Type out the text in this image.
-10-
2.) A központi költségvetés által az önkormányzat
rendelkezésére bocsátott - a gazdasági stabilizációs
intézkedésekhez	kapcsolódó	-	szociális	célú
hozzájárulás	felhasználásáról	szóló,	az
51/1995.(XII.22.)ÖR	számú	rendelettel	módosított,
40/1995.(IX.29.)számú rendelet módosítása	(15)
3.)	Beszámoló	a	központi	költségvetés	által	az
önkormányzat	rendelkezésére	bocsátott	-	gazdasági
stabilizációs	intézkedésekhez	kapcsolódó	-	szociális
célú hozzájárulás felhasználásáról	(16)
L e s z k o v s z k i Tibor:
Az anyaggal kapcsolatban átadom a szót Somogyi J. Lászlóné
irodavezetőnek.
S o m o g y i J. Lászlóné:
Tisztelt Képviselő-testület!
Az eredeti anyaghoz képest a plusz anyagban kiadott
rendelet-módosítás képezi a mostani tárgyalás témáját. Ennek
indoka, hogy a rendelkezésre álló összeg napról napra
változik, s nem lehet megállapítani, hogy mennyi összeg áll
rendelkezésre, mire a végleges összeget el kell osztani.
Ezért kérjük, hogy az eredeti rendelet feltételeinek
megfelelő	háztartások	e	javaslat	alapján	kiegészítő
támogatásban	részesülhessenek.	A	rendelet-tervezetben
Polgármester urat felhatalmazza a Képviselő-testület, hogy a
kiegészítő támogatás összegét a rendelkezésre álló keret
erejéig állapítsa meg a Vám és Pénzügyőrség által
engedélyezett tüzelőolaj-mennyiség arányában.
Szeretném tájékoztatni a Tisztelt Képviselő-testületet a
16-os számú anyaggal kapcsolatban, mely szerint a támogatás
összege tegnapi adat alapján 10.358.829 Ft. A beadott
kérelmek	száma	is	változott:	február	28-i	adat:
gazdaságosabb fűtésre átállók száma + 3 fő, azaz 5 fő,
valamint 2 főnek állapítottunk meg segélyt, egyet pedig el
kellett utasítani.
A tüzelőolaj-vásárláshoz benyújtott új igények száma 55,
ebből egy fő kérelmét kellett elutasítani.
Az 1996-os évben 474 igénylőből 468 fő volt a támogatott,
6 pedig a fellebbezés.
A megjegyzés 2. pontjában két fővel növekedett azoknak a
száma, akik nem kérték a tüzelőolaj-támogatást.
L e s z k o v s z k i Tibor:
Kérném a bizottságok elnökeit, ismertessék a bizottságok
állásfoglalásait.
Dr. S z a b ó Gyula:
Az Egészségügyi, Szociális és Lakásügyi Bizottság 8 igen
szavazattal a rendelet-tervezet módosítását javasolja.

□ □ □ □ □

All of the entries should be written out again exactly.

* Written response:
Type out the text in this image.
-10-
2.) A központi költségvetés által az önkormányzat
rendelkezésére bocsátott - a gazdasági stabilizációs
intézkedésekhez	kapcsolódó	-	szociális	célú
hozzájárulás	felhasználásáról	szóló,	az
51/1995.(XII.22.)ÖR	számú	rendelettel	módosított,
40/1995.(IX.29.)számú rendelet módosítása	(15)
3.)	Beszámoló	a	központi	költségvetés	által	az
önkormányzat	rendelkezésére	bocsátott	-	gazdasági
stabilizációs	intézkedésekhez	kapcsolódó	-	szociális
célú hozzájárulás felhasználásáról	(16)
L e s z k o v s z k i Tibor:
Az anyaggal kapcsolatban átadom a szót Somogyi J. Lászlóné
irodavezetőnek.
S o m o g y i J. Lászlóné:
Tisztelt Képviselő-testület!
Az eredeti anyaghoz képest a plusz anyagban kiadott
rendelet-módosítás képezi a mostani tárgyalás témáját. Ennek
indoka, hogy a rendelkezésre álló összeg napról napra
változik, s nem lehet megállapítani, hogy mennyi összeg áll
rendelkezésre, mire a végleges összeget el kell osztani.
Ezért kérjük, hogy az eredeti rendelet feltételeinek
megfelelő	háztartások	e	javaslat	alapján	kiegészítő
támogatásban	részesülhessenek.	A	rendelet-tervezetben
Polgármester urat felhatalmazza a Képviselő-testület, hogy a
kiegészítő támogatás összegét a rendelkezésre álló keret
erejéig állapítsa meg a Vám és Pénzügyőrség által
engedélyezett tüzelőolaj-mennyiség arányában.
Szeretném tájékoztatni a Tisztelt Képviselő-testületet a
16-os számú anyaggal kapcsolatban, mely szerint a támogatás
összege tegnapi adat alapján 10.358.829 Ft. A beadott
kérelmek	száma	is	változott:	február	28-i	adat:
gazdaságosabb fűtésre átállók száma + 3 fő, azaz 5 fő,
valamint 2 főnek állapítottunk meg segélyt, egyet pedig el
kellett utasítani.
A tüzelőolaj-vásárláshoz benyújtott új igények száma 55,
ebből egy fő kérelmét kellett elutasítani.
Az 1996-os évben 474 igénylőből 468 fő volt a támogatott,
6 pedig a fellebbezés.
A megjegyzés 2. pontjában két fővel növekedett azoknak a
száma, akik nem kérték a tüzelőolaj-támogatást.
L e s z k o v s z k i Tibor:
Kérném a bizottságok elnökeit, ismertessék a bizottságok
állásfoglalásait.
Dr. S z a b ó Gyula:
Az Egészségügyi, Szociális és Lakásügyi Bizottság 8 igen
szavazattal a rendelet-tervezet módosítását javasolja.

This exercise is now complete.